Exercise aim: Go through the records and copy each line where the word "πήρε" occurs.

BEGIN Extracted information

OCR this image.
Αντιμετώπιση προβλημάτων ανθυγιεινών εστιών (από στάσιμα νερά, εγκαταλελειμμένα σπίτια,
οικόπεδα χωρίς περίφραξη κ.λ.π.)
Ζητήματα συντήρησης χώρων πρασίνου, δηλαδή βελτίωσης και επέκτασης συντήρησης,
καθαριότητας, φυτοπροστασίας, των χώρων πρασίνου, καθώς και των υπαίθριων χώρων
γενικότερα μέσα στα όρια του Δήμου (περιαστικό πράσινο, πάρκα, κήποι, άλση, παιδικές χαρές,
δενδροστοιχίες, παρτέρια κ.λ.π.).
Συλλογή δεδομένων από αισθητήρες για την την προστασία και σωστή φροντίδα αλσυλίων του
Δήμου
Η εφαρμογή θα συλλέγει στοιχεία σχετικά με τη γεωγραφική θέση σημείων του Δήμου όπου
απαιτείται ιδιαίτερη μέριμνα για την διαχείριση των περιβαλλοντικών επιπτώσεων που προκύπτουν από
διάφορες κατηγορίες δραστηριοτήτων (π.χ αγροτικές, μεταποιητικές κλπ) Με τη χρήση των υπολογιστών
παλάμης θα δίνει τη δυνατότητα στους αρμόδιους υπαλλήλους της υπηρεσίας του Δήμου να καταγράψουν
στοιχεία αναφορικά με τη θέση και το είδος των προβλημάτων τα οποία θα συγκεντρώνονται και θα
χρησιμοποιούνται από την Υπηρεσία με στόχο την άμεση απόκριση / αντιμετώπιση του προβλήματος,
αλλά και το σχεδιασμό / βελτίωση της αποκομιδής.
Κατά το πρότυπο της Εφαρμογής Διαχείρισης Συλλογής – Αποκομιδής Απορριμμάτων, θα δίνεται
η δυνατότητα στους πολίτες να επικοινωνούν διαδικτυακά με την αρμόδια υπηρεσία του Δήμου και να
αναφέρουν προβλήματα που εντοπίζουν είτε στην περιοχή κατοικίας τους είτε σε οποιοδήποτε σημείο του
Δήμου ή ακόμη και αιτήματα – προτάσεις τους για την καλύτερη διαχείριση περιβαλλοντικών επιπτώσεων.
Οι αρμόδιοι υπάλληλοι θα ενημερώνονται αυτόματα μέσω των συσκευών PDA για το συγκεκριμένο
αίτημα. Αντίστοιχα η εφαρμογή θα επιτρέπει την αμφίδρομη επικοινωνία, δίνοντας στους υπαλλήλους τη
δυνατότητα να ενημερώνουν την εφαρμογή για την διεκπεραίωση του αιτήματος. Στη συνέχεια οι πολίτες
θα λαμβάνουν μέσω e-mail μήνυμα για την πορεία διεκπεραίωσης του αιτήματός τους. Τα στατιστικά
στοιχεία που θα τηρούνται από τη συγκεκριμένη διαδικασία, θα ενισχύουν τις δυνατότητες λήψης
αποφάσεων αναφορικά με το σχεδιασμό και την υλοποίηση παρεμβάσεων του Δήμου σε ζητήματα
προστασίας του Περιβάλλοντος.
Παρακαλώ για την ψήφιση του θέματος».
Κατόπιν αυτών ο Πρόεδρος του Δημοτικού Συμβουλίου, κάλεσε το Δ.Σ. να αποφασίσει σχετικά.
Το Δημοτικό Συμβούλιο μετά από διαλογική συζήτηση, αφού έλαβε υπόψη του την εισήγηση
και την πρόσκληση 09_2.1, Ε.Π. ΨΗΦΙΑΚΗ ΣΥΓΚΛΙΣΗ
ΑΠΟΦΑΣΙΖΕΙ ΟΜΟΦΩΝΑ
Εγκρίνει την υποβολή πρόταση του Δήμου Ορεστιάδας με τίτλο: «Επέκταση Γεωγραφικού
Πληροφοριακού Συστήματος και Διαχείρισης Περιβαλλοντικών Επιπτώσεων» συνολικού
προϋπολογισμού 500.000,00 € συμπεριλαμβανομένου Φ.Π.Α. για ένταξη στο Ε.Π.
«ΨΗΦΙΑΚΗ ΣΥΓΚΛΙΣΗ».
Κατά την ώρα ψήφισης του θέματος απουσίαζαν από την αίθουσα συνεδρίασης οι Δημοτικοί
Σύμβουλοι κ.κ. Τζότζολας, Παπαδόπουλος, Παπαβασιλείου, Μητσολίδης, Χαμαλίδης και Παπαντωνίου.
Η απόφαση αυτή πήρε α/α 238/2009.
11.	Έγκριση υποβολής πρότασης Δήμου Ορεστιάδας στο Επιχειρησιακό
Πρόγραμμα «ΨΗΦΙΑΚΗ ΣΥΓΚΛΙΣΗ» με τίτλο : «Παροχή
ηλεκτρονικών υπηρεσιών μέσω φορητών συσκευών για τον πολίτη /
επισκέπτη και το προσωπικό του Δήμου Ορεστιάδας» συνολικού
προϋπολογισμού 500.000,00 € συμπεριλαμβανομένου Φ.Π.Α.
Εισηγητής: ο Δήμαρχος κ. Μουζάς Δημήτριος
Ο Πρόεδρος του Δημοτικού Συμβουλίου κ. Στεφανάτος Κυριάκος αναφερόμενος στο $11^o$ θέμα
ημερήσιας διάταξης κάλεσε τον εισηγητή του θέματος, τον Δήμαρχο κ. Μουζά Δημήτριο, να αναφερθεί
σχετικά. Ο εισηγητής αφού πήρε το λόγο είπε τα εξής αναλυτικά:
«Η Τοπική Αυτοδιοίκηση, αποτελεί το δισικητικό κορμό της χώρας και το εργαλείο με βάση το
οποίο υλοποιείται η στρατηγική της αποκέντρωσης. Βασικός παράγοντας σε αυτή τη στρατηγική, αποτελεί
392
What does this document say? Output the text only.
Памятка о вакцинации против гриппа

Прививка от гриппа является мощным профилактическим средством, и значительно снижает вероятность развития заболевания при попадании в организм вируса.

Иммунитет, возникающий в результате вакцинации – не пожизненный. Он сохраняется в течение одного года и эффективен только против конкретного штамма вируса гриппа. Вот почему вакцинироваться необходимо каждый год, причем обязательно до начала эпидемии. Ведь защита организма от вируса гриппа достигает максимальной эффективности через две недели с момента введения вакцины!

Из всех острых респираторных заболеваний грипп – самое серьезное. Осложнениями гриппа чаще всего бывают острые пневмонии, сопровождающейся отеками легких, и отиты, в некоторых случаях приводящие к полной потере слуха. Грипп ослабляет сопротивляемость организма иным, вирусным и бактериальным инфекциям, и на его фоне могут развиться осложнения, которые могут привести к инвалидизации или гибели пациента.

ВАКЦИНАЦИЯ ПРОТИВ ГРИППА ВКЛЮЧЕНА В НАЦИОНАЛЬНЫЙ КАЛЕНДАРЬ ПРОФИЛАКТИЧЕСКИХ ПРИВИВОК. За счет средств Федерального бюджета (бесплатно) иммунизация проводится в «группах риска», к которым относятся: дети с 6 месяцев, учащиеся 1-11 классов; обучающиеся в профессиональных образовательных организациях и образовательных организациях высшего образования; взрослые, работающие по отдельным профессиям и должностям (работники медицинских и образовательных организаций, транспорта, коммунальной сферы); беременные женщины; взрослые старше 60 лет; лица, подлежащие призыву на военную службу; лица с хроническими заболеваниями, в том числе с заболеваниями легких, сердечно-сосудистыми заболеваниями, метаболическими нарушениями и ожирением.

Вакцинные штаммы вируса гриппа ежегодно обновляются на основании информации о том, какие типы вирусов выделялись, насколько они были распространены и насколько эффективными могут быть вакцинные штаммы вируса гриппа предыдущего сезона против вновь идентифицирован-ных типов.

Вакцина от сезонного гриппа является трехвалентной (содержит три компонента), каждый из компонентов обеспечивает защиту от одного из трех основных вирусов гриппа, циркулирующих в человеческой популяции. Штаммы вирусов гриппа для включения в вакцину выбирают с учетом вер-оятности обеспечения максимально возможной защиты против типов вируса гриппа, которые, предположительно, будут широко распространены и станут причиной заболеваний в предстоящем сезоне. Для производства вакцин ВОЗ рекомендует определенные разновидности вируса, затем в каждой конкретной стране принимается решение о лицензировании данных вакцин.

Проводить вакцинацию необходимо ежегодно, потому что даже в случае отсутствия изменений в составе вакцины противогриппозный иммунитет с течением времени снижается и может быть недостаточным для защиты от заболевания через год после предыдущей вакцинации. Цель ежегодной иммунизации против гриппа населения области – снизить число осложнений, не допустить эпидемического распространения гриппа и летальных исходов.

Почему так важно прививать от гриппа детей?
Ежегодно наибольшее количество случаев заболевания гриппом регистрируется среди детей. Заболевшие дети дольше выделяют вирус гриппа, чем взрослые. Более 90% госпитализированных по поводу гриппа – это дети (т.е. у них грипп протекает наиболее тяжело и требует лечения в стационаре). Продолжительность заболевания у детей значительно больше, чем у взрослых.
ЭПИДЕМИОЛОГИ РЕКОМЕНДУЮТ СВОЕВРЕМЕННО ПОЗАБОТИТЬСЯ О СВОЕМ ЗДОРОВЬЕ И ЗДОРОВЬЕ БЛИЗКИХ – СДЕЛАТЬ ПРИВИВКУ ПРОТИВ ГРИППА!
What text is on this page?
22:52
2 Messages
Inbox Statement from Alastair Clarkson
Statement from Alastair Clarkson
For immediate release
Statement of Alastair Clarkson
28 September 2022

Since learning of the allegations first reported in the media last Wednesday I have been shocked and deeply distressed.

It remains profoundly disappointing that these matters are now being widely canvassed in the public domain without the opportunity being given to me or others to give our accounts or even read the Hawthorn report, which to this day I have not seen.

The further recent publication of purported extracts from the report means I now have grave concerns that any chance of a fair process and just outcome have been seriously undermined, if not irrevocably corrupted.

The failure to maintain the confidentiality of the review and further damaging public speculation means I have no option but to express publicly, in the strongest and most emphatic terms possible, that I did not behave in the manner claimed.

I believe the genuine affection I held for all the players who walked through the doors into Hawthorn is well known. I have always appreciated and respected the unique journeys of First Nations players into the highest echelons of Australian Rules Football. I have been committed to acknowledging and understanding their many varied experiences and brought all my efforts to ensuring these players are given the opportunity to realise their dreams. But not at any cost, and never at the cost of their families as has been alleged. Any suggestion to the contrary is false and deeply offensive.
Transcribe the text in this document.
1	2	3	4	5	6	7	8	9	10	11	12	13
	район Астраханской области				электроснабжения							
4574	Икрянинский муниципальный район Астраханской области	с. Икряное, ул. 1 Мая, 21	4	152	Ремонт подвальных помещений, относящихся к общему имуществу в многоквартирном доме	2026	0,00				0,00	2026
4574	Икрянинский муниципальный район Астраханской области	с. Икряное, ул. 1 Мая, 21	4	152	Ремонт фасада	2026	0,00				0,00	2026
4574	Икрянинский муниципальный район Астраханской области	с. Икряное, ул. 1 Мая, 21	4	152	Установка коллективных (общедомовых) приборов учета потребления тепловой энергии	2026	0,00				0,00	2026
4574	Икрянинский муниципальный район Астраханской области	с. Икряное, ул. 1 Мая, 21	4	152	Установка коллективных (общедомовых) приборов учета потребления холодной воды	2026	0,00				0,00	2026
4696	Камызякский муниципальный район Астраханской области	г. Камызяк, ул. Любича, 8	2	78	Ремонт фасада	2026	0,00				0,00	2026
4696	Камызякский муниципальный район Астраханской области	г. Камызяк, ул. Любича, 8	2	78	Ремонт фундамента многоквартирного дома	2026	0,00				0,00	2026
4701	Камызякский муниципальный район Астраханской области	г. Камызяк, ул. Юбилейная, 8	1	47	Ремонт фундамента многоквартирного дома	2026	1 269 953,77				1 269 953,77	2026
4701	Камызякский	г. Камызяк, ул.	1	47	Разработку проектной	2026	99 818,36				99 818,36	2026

END Extracted information

Solution below:
Η απόφαση αυτή πήρε α/α 238/2009.
σχετικά. Ο εισηγητής αφού πήρε το λόγο είπε τα εξής αναλυτικά:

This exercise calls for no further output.